**GOAL**
Set out each line from the following listing that includes the word "this".

**SUPPLIED ENTRIES**

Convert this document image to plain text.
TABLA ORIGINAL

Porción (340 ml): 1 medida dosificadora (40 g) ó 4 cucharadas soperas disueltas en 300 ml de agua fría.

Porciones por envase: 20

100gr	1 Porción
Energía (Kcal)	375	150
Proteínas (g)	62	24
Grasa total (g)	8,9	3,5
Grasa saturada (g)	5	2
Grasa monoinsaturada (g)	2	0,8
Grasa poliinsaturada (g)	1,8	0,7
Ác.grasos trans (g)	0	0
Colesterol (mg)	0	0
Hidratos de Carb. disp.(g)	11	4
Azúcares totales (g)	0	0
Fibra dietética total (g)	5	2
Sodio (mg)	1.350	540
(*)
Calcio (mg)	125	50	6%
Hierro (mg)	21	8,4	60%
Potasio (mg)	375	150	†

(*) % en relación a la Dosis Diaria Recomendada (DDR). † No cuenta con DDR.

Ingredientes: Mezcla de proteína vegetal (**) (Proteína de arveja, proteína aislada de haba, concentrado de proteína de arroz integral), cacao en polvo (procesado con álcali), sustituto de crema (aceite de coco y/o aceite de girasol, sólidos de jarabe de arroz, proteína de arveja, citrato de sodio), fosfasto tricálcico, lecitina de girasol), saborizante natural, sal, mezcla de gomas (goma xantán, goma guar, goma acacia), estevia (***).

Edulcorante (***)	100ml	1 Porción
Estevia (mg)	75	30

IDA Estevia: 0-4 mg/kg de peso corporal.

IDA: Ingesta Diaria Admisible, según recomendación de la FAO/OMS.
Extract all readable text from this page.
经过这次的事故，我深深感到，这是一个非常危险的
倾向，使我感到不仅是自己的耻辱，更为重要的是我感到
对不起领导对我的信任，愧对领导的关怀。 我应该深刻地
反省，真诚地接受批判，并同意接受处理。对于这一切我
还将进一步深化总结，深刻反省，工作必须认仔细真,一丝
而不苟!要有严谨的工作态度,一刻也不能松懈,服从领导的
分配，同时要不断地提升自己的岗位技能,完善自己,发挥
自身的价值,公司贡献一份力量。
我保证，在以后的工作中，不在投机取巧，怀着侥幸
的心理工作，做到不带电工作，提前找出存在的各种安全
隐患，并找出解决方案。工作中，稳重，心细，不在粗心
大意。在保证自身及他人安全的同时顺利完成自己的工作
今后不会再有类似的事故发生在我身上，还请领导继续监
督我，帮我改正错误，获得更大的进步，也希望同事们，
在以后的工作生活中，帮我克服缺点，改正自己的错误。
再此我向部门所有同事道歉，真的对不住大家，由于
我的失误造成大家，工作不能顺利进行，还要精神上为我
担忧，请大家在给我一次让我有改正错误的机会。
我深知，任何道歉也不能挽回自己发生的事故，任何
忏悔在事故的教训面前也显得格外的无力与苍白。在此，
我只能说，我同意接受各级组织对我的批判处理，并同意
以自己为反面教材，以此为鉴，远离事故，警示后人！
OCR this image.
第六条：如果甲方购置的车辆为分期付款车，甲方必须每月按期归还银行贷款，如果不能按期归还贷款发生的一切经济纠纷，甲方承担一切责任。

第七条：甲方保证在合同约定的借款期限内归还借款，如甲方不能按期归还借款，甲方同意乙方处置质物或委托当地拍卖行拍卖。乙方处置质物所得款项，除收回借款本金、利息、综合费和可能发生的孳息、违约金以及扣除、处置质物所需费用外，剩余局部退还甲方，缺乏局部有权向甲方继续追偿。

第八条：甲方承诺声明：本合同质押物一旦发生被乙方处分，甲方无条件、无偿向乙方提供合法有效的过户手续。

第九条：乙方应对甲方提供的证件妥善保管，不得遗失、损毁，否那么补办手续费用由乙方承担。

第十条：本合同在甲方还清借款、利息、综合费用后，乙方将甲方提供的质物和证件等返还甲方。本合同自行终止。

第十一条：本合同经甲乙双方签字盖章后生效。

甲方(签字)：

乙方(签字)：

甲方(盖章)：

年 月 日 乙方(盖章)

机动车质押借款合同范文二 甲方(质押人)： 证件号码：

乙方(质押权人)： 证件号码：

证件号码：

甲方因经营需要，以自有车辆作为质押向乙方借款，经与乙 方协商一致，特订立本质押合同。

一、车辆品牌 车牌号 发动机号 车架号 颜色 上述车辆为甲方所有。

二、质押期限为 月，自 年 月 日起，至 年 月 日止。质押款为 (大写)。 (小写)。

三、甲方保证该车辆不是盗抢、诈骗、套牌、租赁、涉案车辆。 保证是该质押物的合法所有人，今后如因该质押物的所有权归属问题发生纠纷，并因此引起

**REPLY TO THE TASK**
Convert this document image to plain text.
Extract all readable text from this page.
OCR this image.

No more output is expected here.